=== THE PROBLEM ===
Write out, unchanged, the lines from the one holding "OCR this image." to the close of the listing. Both the first and last lines belong in it.

Stored entries:
┌────────

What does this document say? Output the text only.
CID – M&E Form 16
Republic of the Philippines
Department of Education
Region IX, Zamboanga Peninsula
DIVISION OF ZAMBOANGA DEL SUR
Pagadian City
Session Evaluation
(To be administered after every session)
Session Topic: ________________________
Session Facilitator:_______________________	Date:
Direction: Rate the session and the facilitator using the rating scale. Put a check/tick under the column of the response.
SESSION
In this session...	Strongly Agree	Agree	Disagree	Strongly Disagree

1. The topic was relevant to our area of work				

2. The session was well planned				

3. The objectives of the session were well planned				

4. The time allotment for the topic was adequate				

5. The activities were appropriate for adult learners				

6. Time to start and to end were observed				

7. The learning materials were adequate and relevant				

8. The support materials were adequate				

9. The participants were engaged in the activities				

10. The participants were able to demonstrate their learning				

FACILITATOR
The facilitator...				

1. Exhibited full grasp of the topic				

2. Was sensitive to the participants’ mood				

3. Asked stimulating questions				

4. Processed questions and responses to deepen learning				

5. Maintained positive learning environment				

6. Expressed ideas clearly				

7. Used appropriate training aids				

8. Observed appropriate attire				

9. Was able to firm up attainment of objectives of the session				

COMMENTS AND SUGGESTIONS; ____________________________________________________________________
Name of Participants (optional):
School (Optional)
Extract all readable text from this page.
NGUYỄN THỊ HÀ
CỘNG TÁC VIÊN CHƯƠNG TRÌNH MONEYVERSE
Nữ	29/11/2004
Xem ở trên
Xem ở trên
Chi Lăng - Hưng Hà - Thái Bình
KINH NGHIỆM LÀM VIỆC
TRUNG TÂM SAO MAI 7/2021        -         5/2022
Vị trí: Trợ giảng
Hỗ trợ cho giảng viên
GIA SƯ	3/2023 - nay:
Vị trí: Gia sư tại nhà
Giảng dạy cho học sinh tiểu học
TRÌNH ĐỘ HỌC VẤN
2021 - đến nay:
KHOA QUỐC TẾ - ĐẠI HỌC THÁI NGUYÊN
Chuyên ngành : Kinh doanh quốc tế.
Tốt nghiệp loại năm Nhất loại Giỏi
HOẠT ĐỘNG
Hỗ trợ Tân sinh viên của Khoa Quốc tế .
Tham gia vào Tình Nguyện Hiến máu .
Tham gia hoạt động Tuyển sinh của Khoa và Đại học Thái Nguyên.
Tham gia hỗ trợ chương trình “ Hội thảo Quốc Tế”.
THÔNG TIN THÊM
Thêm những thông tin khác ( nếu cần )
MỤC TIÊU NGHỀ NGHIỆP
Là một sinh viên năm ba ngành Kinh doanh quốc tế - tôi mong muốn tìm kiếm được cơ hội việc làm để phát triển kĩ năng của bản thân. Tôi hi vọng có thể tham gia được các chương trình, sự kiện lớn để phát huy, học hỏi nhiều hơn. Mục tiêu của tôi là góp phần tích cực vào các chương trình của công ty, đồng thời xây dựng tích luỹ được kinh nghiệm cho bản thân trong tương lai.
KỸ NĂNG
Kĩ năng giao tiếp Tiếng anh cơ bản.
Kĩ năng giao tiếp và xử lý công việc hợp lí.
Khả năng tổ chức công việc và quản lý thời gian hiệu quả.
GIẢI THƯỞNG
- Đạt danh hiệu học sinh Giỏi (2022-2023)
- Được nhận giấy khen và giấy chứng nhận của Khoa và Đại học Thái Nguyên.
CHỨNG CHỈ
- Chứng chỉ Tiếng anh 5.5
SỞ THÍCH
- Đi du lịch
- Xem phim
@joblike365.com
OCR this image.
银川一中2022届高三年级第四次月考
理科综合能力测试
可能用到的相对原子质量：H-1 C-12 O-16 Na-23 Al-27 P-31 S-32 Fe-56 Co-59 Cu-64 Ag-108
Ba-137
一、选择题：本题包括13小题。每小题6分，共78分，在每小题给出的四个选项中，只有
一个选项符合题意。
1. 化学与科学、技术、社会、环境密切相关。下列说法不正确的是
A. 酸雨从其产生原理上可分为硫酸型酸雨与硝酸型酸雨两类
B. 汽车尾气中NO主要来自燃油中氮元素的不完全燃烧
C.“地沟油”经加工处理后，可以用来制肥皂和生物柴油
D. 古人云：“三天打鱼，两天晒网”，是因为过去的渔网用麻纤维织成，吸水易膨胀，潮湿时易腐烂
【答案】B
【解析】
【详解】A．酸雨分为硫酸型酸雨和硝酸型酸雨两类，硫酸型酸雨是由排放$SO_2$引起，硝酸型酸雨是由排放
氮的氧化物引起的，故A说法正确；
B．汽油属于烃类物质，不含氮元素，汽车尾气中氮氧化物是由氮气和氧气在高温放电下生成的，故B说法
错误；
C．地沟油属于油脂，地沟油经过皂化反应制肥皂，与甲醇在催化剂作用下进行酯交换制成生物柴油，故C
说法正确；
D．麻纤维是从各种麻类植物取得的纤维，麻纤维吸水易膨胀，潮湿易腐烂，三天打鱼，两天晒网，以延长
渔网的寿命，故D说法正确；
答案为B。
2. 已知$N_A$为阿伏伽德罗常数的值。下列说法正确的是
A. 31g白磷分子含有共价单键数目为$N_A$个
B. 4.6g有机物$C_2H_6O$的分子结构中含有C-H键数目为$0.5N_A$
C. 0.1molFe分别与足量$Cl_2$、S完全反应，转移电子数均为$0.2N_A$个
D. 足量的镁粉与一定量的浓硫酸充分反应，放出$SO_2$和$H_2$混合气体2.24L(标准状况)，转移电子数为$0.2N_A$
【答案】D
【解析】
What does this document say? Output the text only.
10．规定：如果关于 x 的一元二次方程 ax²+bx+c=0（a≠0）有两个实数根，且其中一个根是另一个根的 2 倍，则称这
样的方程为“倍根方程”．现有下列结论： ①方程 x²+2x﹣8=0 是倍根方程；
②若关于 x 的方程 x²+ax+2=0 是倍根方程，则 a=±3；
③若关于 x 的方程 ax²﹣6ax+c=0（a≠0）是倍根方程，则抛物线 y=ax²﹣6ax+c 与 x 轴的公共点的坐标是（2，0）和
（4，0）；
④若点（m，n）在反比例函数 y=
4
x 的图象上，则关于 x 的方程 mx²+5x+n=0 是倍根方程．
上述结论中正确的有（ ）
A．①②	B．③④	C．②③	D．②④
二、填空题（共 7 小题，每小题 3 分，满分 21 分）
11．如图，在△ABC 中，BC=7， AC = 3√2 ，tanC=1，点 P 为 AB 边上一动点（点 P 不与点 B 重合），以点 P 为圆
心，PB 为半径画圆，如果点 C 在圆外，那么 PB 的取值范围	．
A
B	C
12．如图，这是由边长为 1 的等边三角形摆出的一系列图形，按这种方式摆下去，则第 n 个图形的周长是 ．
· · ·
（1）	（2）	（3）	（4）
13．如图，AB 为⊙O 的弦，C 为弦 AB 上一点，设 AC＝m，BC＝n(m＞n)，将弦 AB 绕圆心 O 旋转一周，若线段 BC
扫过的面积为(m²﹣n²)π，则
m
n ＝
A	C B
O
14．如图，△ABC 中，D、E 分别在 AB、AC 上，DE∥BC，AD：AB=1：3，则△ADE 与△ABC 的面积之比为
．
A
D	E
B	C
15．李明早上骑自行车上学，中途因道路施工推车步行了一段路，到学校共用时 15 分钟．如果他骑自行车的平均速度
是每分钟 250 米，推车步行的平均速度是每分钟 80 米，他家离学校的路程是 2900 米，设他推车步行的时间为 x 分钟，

└────────

=== OUTPUT OF THE EXERCISE ===
OCR this image.
银川一中2022届高三年级第四次月考
理科综合能力测试
可能用到的相对原子质量：H-1 C-12 O-16 Na-23 Al-27 P-31 S-32 Fe-56 Co-59 Cu-64 Ag-108
Ba-137
一、选择题：本题包括13小题。每小题6分，共78分，在每小题给出的四个选项中，只有
一个选项符合题意。
1. 化学与科学、技术、社会、环境密切相关。下列说法不正确的是
A. 酸雨从其产生原理上可分为硫酸型酸雨与硝酸型酸雨两类
B. 汽车尾气中NO主要来自燃油中氮元素的不完全燃烧
C.“地沟油”经加工处理后，可以用来制肥皂和生物柴油
D. 古人云：“三天打鱼，两天晒网”，是因为过去的渔网用麻纤维织成，吸水易膨胀，潮湿时易腐烂
【答案】B
【解析】
【详解】A．酸雨分为硫酸型酸雨和硝酸型酸雨两类，硫酸型酸雨是由排放$SO_2$引起，硝酸型酸雨是由排放
氮的氧化物引起的，故A说法正确；
B．汽油属于烃类物质，不含氮元素，汽车尾气中氮氧化物是由氮气和氧气在高温放电下生成的，故B说法
错误；
C．地沟油属于油脂，地沟油经过皂化反应制肥皂，与甲醇在催化剂作用下进行酯交换制成生物柴油，故C
说法正确；
D．麻纤维是从各种麻类植物取得的纤维，麻纤维吸水易膨胀，潮湿易腐烂，三天打鱼，两天晒网，以延长
渔网的寿命，故D说法正确；
答案为B。
2. 已知$N_A$为阿伏伽德罗常数的值。下列说法正确的是
A. 31g白磷分子含有共价单键数目为$N_A$个
B. 4.6g有机物$C_2H_6O$的分子结构中含有C-H键数目为$0.5N_A$
C. 0.1molFe分别与足量$Cl_2$、S完全反应，转移电子数均为$0.2N_A$个
D. 足量的镁粉与一定量的浓硫酸充分反应，放出$SO_2$和$H_2$混合气体2.24L(标准状况)，转移电子数为$0.2N_A$
【答案】D
【解析】
What does this document say? Output the text only.
10．规定：如果关于 x 的一元二次方程 ax²+bx+c=0（a≠0）有两个实数根，且其中一个根是另一个根的 2 倍，则称这
样的方程为“倍根方程”．现有下列结论： ①方程 x²+2x﹣8=0 是倍根方程；
②若关于 x 的方程 x²+ax+2=0 是倍根方程，则 a=±3；
③若关于 x 的方程 ax²﹣6ax+c=0（a≠0）是倍根方程，则抛物线 y=ax²﹣6ax+c 与 x 轴的公共点的坐标是（2，0）和
（4，0）；
④若点（m，n）在反比例函数 y=
4
x 的图象上，则关于 x 的方程 mx²+5x+n=0 是倍根方程．
上述结论中正确的有（ ）
A．①②	B．③④	C．②③	D．②④
二、填空题（共 7 小题，每小题 3 分，满分 21 分）
11．如图，在△ABC 中，BC=7， AC = 3√2 ，tanC=1，点 P 为 AB 边上一动点（点 P 不与点 B 重合），以点 P 为圆
心，PB 为半径画圆，如果点 C 在圆外，那么 PB 的取值范围	．
A
B	C
12．如图，这是由边长为 1 的等边三角形摆出的一系列图形，按这种方式摆下去，则第 n 个图形的周长是 ．
· · ·
（1）	（2）	（3）	（4）
13．如图，AB 为⊙O 的弦，C 为弦 AB 上一点，设 AC＝m，BC＝n(m＞n)，将弦 AB 绕圆心 O 旋转一周，若线段 BC
扫过的面积为(m²﹣n²)π，则
m
n ＝
A	C B
O
14．如图，△ABC 中，D、E 分别在 AB、AC 上，DE∥BC，AD：AB=1：3，则△ADE 与△ABC 的面积之比为
．
A
D	E
B	C
15．李明早上骑自行车上学，中途因道路施工推车步行了一段路，到学校共用时 15 分钟．如果他骑自行车的平均速度
是每分钟 250 米，推车步行的平均速度是每分钟 80 米，他家离学校的路程是 2900 米，设他推车步行的时间为 x 分钟，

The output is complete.